## WHAT TO PRODUCE
Transcribe the material exactly. Images do not belong in the copy.

# Start of RECORDS FOR PROCESSING

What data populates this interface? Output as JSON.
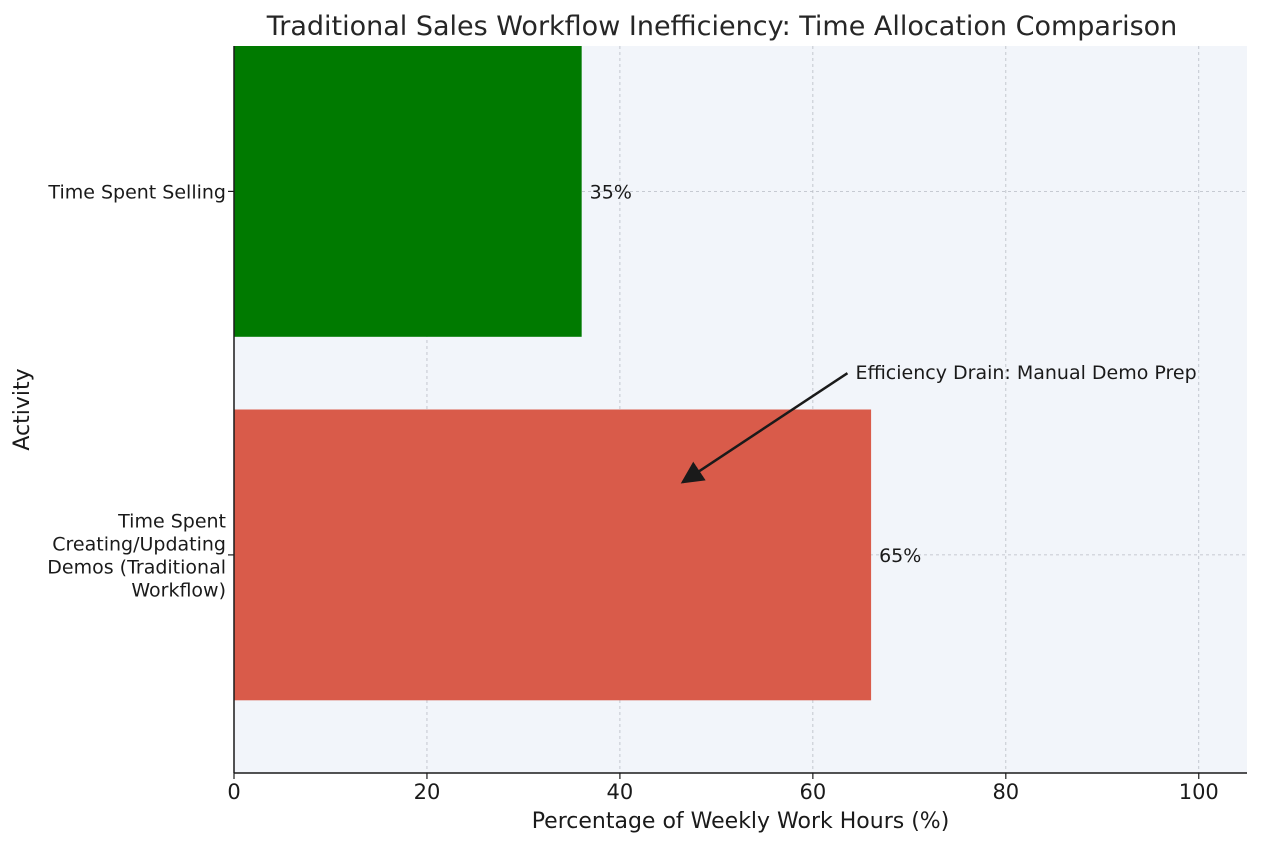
{
  "chart_data": {
    "type": "bar",
    "orientation": "horizontal",
    "title": "Traditional Sales Workflow Inefficiency: Time Allocation Comparison",
    "xlabel": "Percentage of Weekly Work Hours (%)",
    "ylabel": "Activity",
    "xlim": [
      0,
      105
    ],
    "xticks": [
      0,
      20,
      40,
      60,
      80,
      100
    ],
    "grid": true,
    "categories": [
      [
        "Time Spent Selling"
      ],
      [
        "Time Spent",
        "Creating/Updating",
        "Demos (Traditional",
        "Workflow)"
      ]
    ],
    "values": [
      35,
      65
    ],
    "data_labels": [
      "35%",
      "65%"
    ],
    "colors": [
      "#007a00",
      "#d95b4a"
    ],
    "background_color": "#f2f5fa",
    "annotation": {
      "text": "Efficiency Drain: Manual Demo Prep",
      "arrow_to": {
        "x": 46.5,
        "category_index": 1,
        "offset": -0.2
      },
      "text_at": {
        "x": 64,
        "category_index": 0,
        "offset": 0.5
      }
    }
  }
}
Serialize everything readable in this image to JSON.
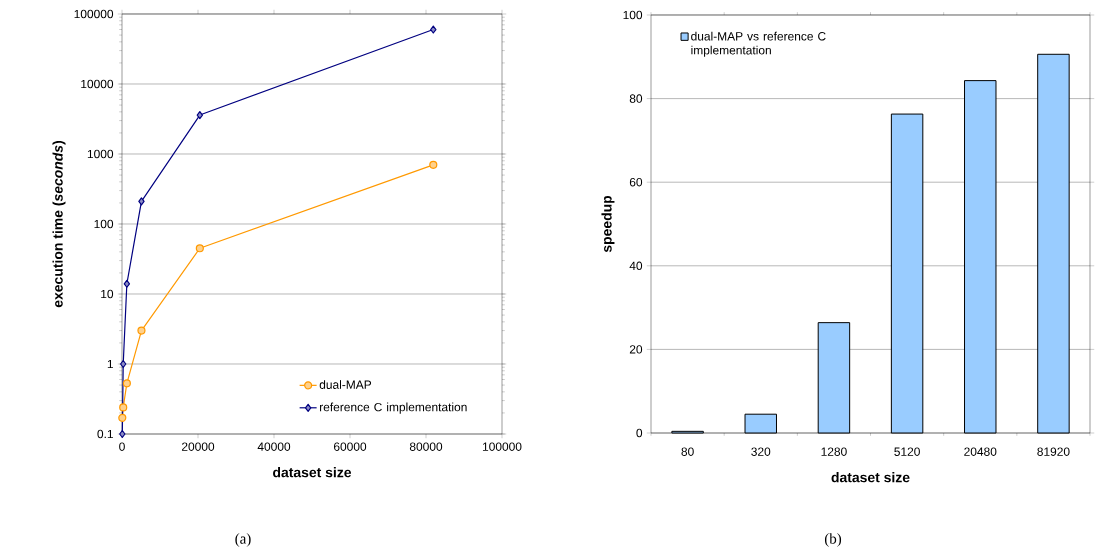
{
  "chart_data": [
    {
      "type": "line",
      "xlabel": "dataset size",
      "ylabel": "execution time (*seconds*)",
      "x": [
        80,
        320,
        1280,
        5120,
        20480,
        81920
      ],
      "log": "y",
      "xlim": [
        0,
        100000
      ],
      "xticks": [
        0,
        20000,
        40000,
        60000,
        80000,
        100000
      ],
      "ylim": [
        0.1,
        100000
      ],
      "yticks": [
        0.1,
        1,
        10,
        100,
        1000,
        10000,
        100000
      ],
      "grid": "y",
      "legend": "bottom right",
      "annotations": [
        "(a)"
      ],
      "series": [
        {
          "name": "dual-MAP",
          "color": "#ff9900",
          "marker": "circle",
          "values": [
            0.17,
            0.24,
            0.53,
            3,
            45,
            700
          ]
        },
        {
          "name": "reference C implementation",
          "color": "#000080",
          "marker": "diamond",
          "values": [
            0.1,
            1,
            14,
            210,
            3600,
            60000
          ]
        }
      ]
    },
    {
      "type": "bar",
      "xlabel": "dataset size",
      "ylabel": "speedup",
      "categories": [
        "80",
        "320",
        "1280",
        "5120",
        "20480",
        "81920"
      ],
      "ylim": [
        0,
        100
      ],
      "yticks": [
        0,
        20,
        40,
        60,
        80,
        100
      ],
      "grid": "y",
      "legend": "top left",
      "annotations": [
        "(b)"
      ],
      "series": [
        {
          "name": "dual-MAP vs reference C implementation",
          "color": "#99ccff",
          "values": [
            0.4,
            4.5,
            26.4,
            76.3,
            84.3,
            90.6
          ]
        }
      ]
    }
  ]
}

# End of RECORDS FOR PROCESSING

## RESPONSE
What data populates this interface? Output as JSON.
{
  "chart_data": {
    "type": "bar",
    "orientation": "horizontal",
    "title": "Traditional Sales Workflow Inefficiency: Time Allocation Comparison",
    "xlabel": "Percentage of Weekly Work Hours (%)",
    "ylabel": "Activity",
    "xlim": [
      0,
      105
    ],
    "xticks": [
      0,
      20,
      40,
      60,
      80,
      100
    ],
    "grid": true,
    "categories": [
      [
        "Time Spent Selling"
      ],
      [
        "Time Spent",
        "Creating/Updating",
        "Demos (Traditional",
        "Workflow)"
      ]
    ],
    "values": [
      35,
      65
    ],
    "data_labels": [
      "35%",
      "65%"
    ],
    "colors": [
      "#007a00",
      "#d95b4a"
    ],
    "background_color": "#f2f5fa",
    "annotation": {
      "text": "Efficiency Drain: Manual Demo Prep",
      "arrow_to": {
        "x": 46.5,
        "category_index": 1,
        "offset": -0.2
      },
      "text_at": {
        "x": 64,
        "category_index": 0,
        "offset": 0.5
      }
    }
  }
}
Serialize everything readable in this image to JSON.
{
  "chart_data": [
    {
      "type": "line",
      "xlabel": "dataset size",
      "ylabel": "execution time (*seconds*)",
      "x": [
        80,
        320,
        1280,
        5120,
        20480,
        81920
      ],
      "log": "y",
      "xlim": [
        0,
        100000
      ],
      "xticks": [
        0,
        20000,
        40000,
        60000,
        80000,
        100000
      ],
      "ylim": [
        0.1,
        100000
      ],
      "yticks": [
        0.1,
        1,
        10,
        100,
        1000,
        10000,
        100000
      ],
      "grid": "y",
      "legend": "bottom right",
      "annotations": [
        "(a)"
      ],
      "series": [
        {
          "name": "dual-MAP",
          "color": "#ff9900",
          "marker": "circle",
          "values": [
            0.17,
            0.24,
            0.53,
            3,
            45,
            700
          ]
        },
        {
          "name": "reference C implementation",
          "color": "#000080",
          "marker": "diamond",
          "values": [
            0.1,
            1,
            14,
            210,
            3600,
            60000
          ]
        }
      ]
    },
    {
      "type": "bar",
      "xlabel": "dataset size",
      "ylabel": "speedup",
      "categories": [
        "80",
        "320",
        "1280",
        "5120",
        "20480",
        "81920"
      ],
      "ylim": [
        0,
        100
      ],
      "yticks": [
        0,
        20,
        40,
        60,
        80,
        100
      ],
      "grid": "y",
      "legend": "top left",
      "annotations": [
        "(b)"
      ],
      "series": [
        {
          "name": "dual-MAP vs reference C implementation",
          "color": "#99ccff",
          "values": [
            0.4,
            4.5,
            26.4,
            76.3,
            84.3,
            90.6
          ]
        }
      ]
    }
  ]
}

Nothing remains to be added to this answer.